[Dataset items]
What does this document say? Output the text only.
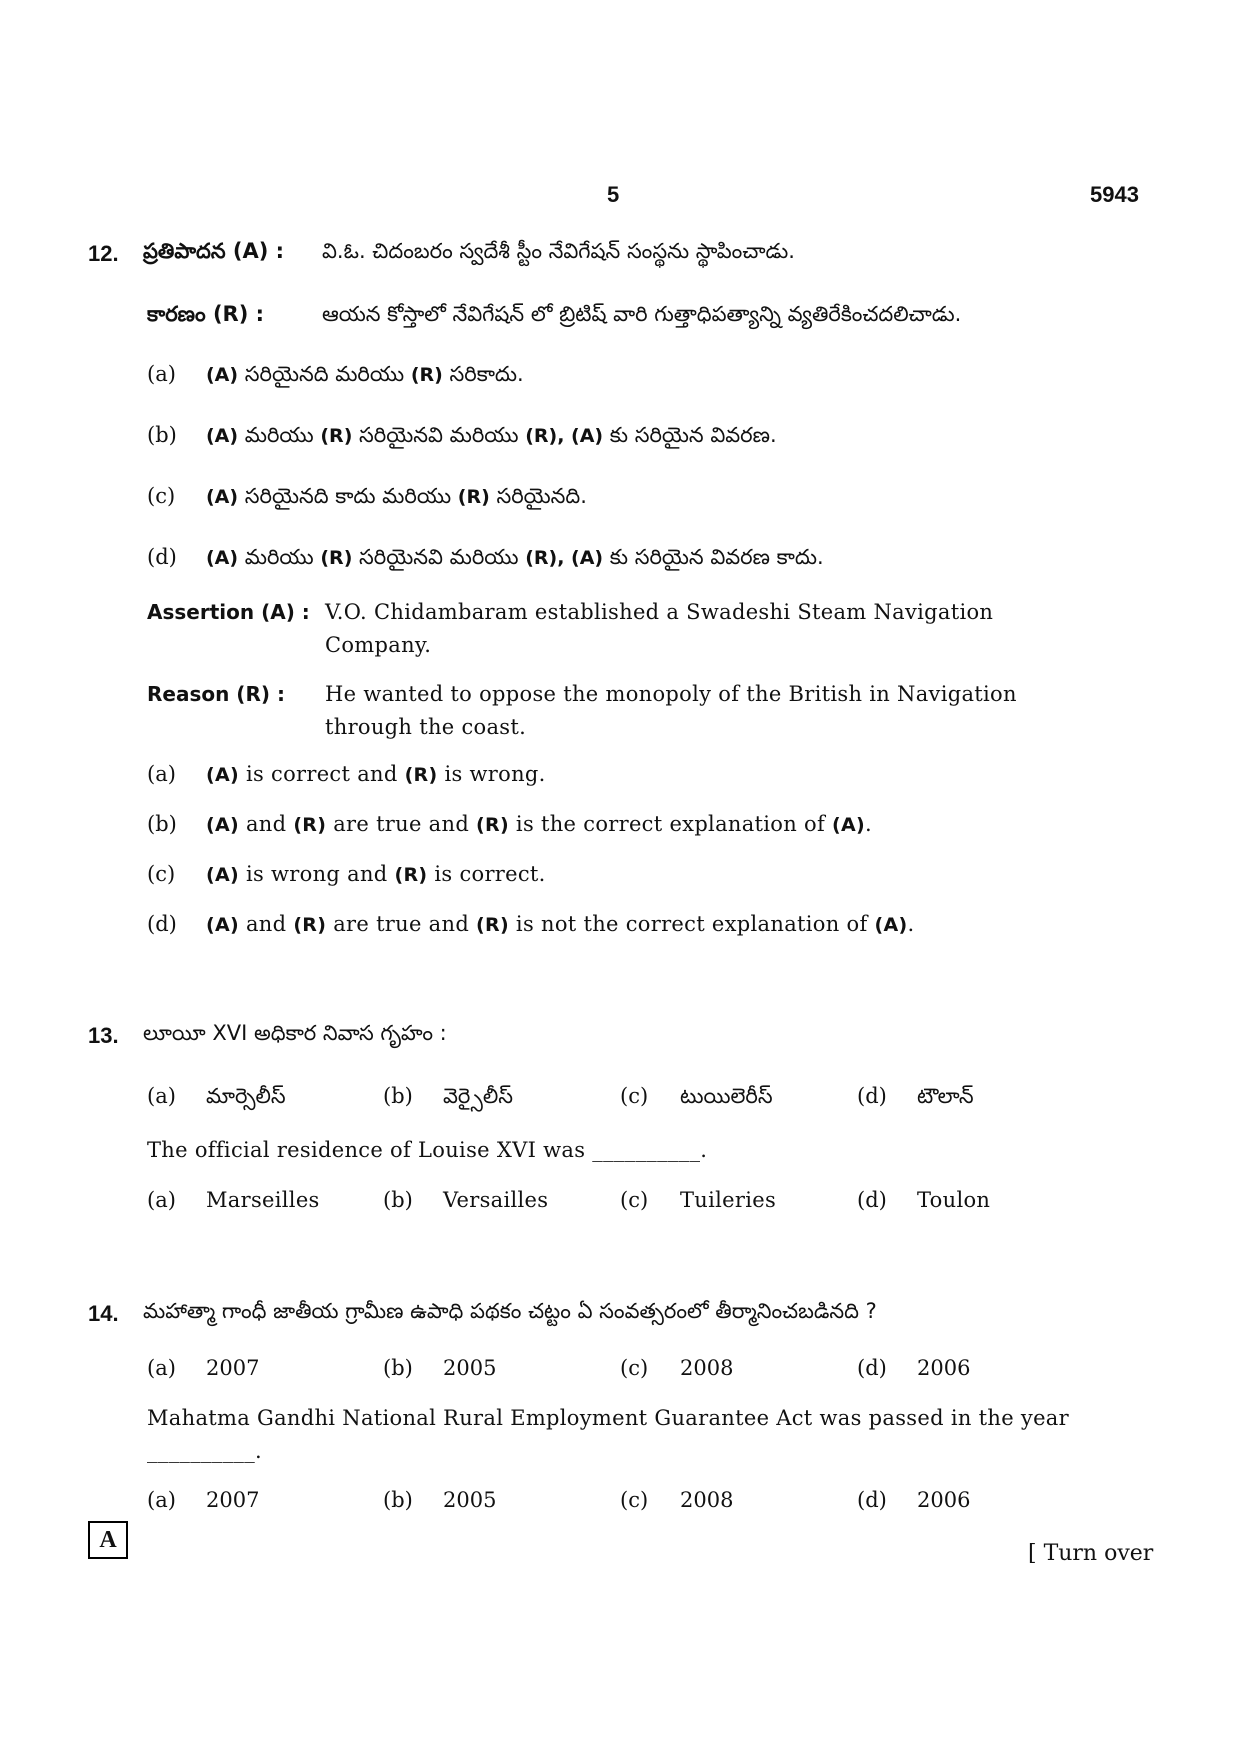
5	5943
12. ప్రతిపాదన (A) : వి.ఓ. చిదంబరం స్వదేశీ స్టీం నేవిగేషన్ సంస్థను స్థాపించాడు.
కారణం (R) :	ఆయన కోస్తాలో నేవిగేషన్ లో బ్రిటిష్ వారి గుత్తాధిపత్యాన్ని వ్యతిరేకించదలిచాడు.
(a) (A) సరియైనది మరియు (R) సరికాదు.
(b) (A) మరియు (R) సరియైనవి మరియు (R), (A) కు సరియైన వివరణ.
(c) (A) సరియైనది కాదు మరియు (R) సరియైనది.
(d) (A) మరియు (R) సరియైనవి మరియు (R), (A) కు సరియైన వివరణ కాదు.
Assertion (A) : V.O. Chidambaram established a Swadeshi Steam Navigation Company.
Reason (R) : He wanted to oppose the monopoly of the British in Navigation through the coast.
(a) (A) is correct and (R) is wrong.
(b) (A) and (R) are true and (R) is the correct explanation of (A).
(c) (A) is wrong and (R) is correct.
(d) (A) and (R) are true and (R) is not the correct explanation of (A).
13. లూయీ XVI అధికార నివాస గృహం :
(a) మార్సెలీస్	(b) వెర్సైలీస్	(c) టుయిలెరీస్	(d) టౌలాన్
The official residence of Louise XVI was __________.
(a) Marseilles	(b) Versailles	(c) Tuileries	(d) Toulon
14. మహాత్మా గాంధీ జాతీయ గ్రామీణ ఉపాధి పథకం చట్టం ఏ సంవత్సరంలో తీర్మానించబడినది ?
(a) 2007	(b) 2005	(c) 2008	(d) 2006
Mahatma Gandhi National Rural Employment Guarantee Act was passed in the year __________.
(a) 2007	(b) 2005	(c) 2008	(d) 2006
A
[ Turn over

*WHAT YOU NEED TO DO*. Verbatim reproduction of every record is required; images are left out.

*WRITTEN SOLUTION*.
What does this document say? Output the text only.
5	5943
12. ప్రతిపాదన (A) : వి.ఓ. చిదంబరం స్వదేశీ స్టీం నేవిగేషన్ సంస్థను స్థాపించాడు.
కారణం (R) :	ఆయన కోస్తాలో నేవిగేషన్ లో బ్రిటిష్ వారి గుత్తాధిపత్యాన్ని వ్యతిరేకించదలిచాడు.
(a) (A) సరియైనది మరియు (R) సరికాదు.
(b) (A) మరియు (R) సరియైనవి మరియు (R), (A) కు సరియైన వివరణ.
(c) (A) సరియైనది కాదు మరియు (R) సరియైనది.
(d) (A) మరియు (R) సరియైనవి మరియు (R), (A) కు సరియైన వివరణ కాదు.
Assertion (A) : V.O. Chidambaram established a Swadeshi Steam Navigation Company.
Reason (R) : He wanted to oppose the monopoly of the British in Navigation through the coast.
(a) (A) is correct and (R) is wrong.
(b) (A) and (R) are true and (R) is the correct explanation of (A).
(c) (A) is wrong and (R) is correct.
(d) (A) and (R) are true and (R) is not the correct explanation of (A).
13. లూయీ XVI అధికార నివాస గృహం :
(a) మార్సెలీస్	(b) వెర్సైలీస్	(c) టుయిలెరీస్	(d) టౌలాన్
The official residence of Louise XVI was __________.
(a) Marseilles	(b) Versailles	(c) Tuileries	(d) Toulon
14. మహాత్మా గాంధీ జాతీయ గ్రామీణ ఉపాధి పథకం చట్టం ఏ సంవత్సరంలో తీర్మానించబడినది ?
(a) 2007	(b) 2005	(c) 2008	(d) 2006
Mahatma Gandhi National Rural Employment Guarantee Act was passed in the year __________.
(a) 2007	(b) 2005	(c) 2008	(d) 2006
A
[ Turn over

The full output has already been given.